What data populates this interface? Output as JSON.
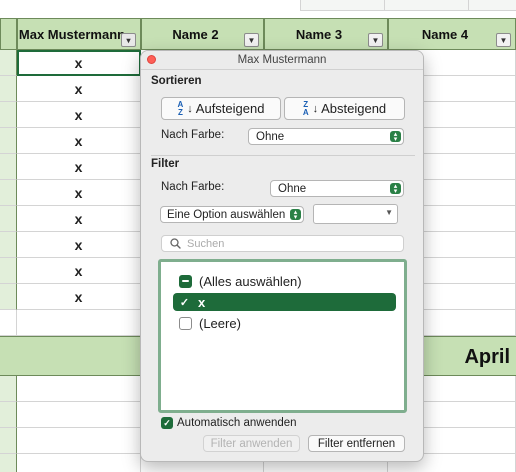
{
  "sheet": {
    "headers": [
      {
        "label": "Max Mustermann",
        "filter_active": true
      },
      {
        "label": "Name 2",
        "filter_active": false
      },
      {
        "label": "Name 3",
        "filter_active": false
      },
      {
        "label": "Name 4",
        "filter_active": false
      }
    ],
    "rows": [
      "x",
      "x",
      "x",
      "x",
      "x",
      "x",
      "x",
      "x",
      "x",
      "x"
    ],
    "month_label": "April",
    "colors": {
      "header_green": "#c6e0b4",
      "col_green": "#e2efda",
      "accent": "#1e6b3a"
    }
  },
  "popover": {
    "title": "Max Mustermann",
    "sort": {
      "heading": "Sortieren",
      "ascending_label": "Aufsteigend",
      "ascending_icon_top": "A",
      "ascending_icon_bottom": "Z",
      "descending_label": "Absteigend",
      "descending_icon_top": "Z",
      "descending_icon_bottom": "A",
      "by_color_label": "Nach Farbe:",
      "by_color_value": "Ohne"
    },
    "filter": {
      "heading": "Filter",
      "by_color_label": "Nach Farbe:",
      "by_color_value": "Ohne",
      "option_select_value": "Eine Option auswählen",
      "option_value_field": "",
      "search_placeholder": "Suchen",
      "items": [
        {
          "label": "(Alles auswählen)",
          "state": "mixed"
        },
        {
          "label": "x",
          "state": "checked"
        },
        {
          "label": "(Leere)",
          "state": "unchecked"
        }
      ]
    },
    "auto_apply_label": "Automatisch anwenden",
    "apply_label": "Filter anwenden",
    "clear_label": "Filter entfernen"
  }
}
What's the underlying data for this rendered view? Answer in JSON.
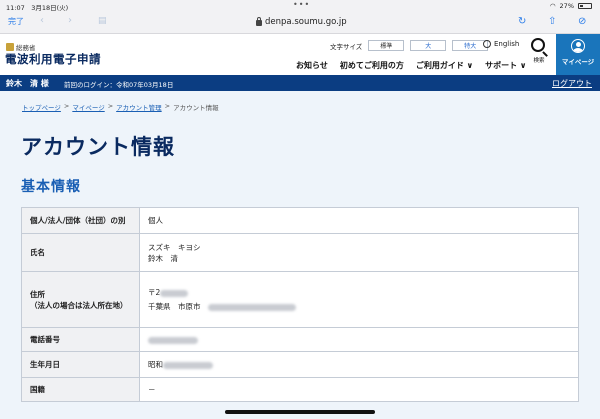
{
  "status": {
    "time": "11:07",
    "date": "3月18日(火)",
    "battery": "27%"
  },
  "browser": {
    "done_label": "完了",
    "url": "denpa.soumu.go.jp"
  },
  "header": {
    "org": "総務省",
    "title": "電波利用電子申請",
    "font_size_label": "文字サイズ",
    "font_sizes": [
      "標準",
      "大",
      "特大"
    ],
    "english": "English",
    "nav": [
      "お知らせ",
      "初めてご利用の方",
      "ご利用ガイド ∨",
      "サポート ∨"
    ],
    "search_label": "検索",
    "mypage_label": "マイページ"
  },
  "userbar": {
    "name": "鈴木　清 様",
    "last_login": "前回のログイン：令和07年03月18日",
    "logout": "ログアウト"
  },
  "breadcrumb": {
    "home": "トップページ",
    "mypage": "マイページ",
    "account": "アカウント管理",
    "current": "アカウント情報",
    "sep": ">"
  },
  "page": {
    "title": "アカウント情報",
    "section": "基本情報"
  },
  "table": {
    "type_label": "個人/法人/団体（社団）の別",
    "type_value": "個人",
    "name_label": "氏名",
    "name_kana": "スズキ　キヨシ",
    "name_kanji": "鈴木　清",
    "address_label_1": "住所",
    "address_label_2": "（法人の場合は法人所在地）",
    "zip_prefix": "〒2",
    "address_prefecture": "千葉県　市原市",
    "phone_label": "電話番号",
    "birth_label": "生年月日",
    "birth_prefix": "昭和",
    "nation_label": "国籍",
    "nation_value": "－"
  },
  "colors": {
    "brand_navy": "#0b3d82",
    "link_blue": "#1a5fb4",
    "mypage_blue": "#1a75bb"
  }
}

=====

To be done: Can the entries above be repeated exactly, without their pictures?

Task response:
What data populates this interface? Output as JSON.
{
  "sheet": {
    "headers": [
      {
        "label": "Max Mustermann",
        "filter_active": true
      },
      {
        "label": "Name 2",
        "filter_active": false
      },
      {
        "label": "Name 3",
        "filter_active": false
      },
      {
        "label": "Name 4",
        "filter_active": false
      }
    ],
    "rows": [
      "x",
      "x",
      "x",
      "x",
      "x",
      "x",
      "x",
      "x",
      "x",
      "x"
    ],
    "month_label": "April",
    "colors": {
      "header_green": "#c6e0b4",
      "col_green": "#e2efda",
      "accent": "#1e6b3a"
    }
  },
  "popover": {
    "title": "Max Mustermann",
    "sort": {
      "heading": "Sortieren",
      "ascending_label": "Aufsteigend",
      "ascending_icon_top": "A",
      "ascending_icon_bottom": "Z",
      "descending_label": "Absteigend",
      "descending_icon_top": "Z",
      "descending_icon_bottom": "A",
      "by_color_label": "Nach Farbe:",
      "by_color_value": "Ohne"
    },
    "filter": {
      "heading": "Filter",
      "by_color_label": "Nach Farbe:",
      "by_color_value": "Ohne",
      "option_select_value": "Eine Option auswählen",
      "option_value_field": "",
      "search_placeholder": "Suchen",
      "items": [
        {
          "label": "(Alles auswählen)",
          "state": "mixed"
        },
        {
          "label": "x",
          "state": "checked"
        },
        {
          "label": "(Leere)",
          "state": "unchecked"
        }
      ]
    },
    "auto_apply_label": "Automatisch anwenden",
    "apply_label": "Filter anwenden",
    "clear_label": "Filter entfernen"
  }
}
What's the underlying data for this rendered view? Answer in JSON.
{
  "status": {
    "time": "11:07",
    "date": "3月18日(火)",
    "battery": "27%"
  },
  "browser": {
    "done_label": "完了",
    "url": "denpa.soumu.go.jp"
  },
  "header": {
    "org": "総務省",
    "title": "電波利用電子申請",
    "font_size_label": "文字サイズ",
    "font_sizes": [
      "標準",
      "大",
      "特大"
    ],
    "english": "English",
    "nav": [
      "お知らせ",
      "初めてご利用の方",
      "ご利用ガイド ∨",
      "サポート ∨"
    ],
    "search_label": "検索",
    "mypage_label": "マイページ"
  },
  "userbar": {
    "name": "鈴木　清 様",
    "last_login": "前回のログイン：令和07年03月18日",
    "logout": "ログアウト"
  },
  "breadcrumb": {
    "home": "トップページ",
    "mypage": "マイページ",
    "account": "アカウント管理",
    "current": "アカウント情報",
    "sep": ">"
  },
  "page": {
    "title": "アカウント情報",
    "section": "基本情報"
  },
  "table": {
    "type_label": "個人/法人/団体（社団）の別",
    "type_value": "個人",
    "name_label": "氏名",
    "name_kana": "スズキ　キヨシ",
    "name_kanji": "鈴木　清",
    "address_label_1": "住所",
    "address_label_2": "（法人の場合は法人所在地）",
    "zip_prefix": "〒2",
    "address_prefecture": "千葉県　市原市",
    "phone_label": "電話番号",
    "birth_label": "生年月日",
    "birth_prefix": "昭和",
    "nation_label": "国籍",
    "nation_value": "－"
  },
  "colors": {
    "brand_navy": "#0b3d82",
    "link_blue": "#1a5fb4",
    "mypage_blue": "#1a75bb"
  }
}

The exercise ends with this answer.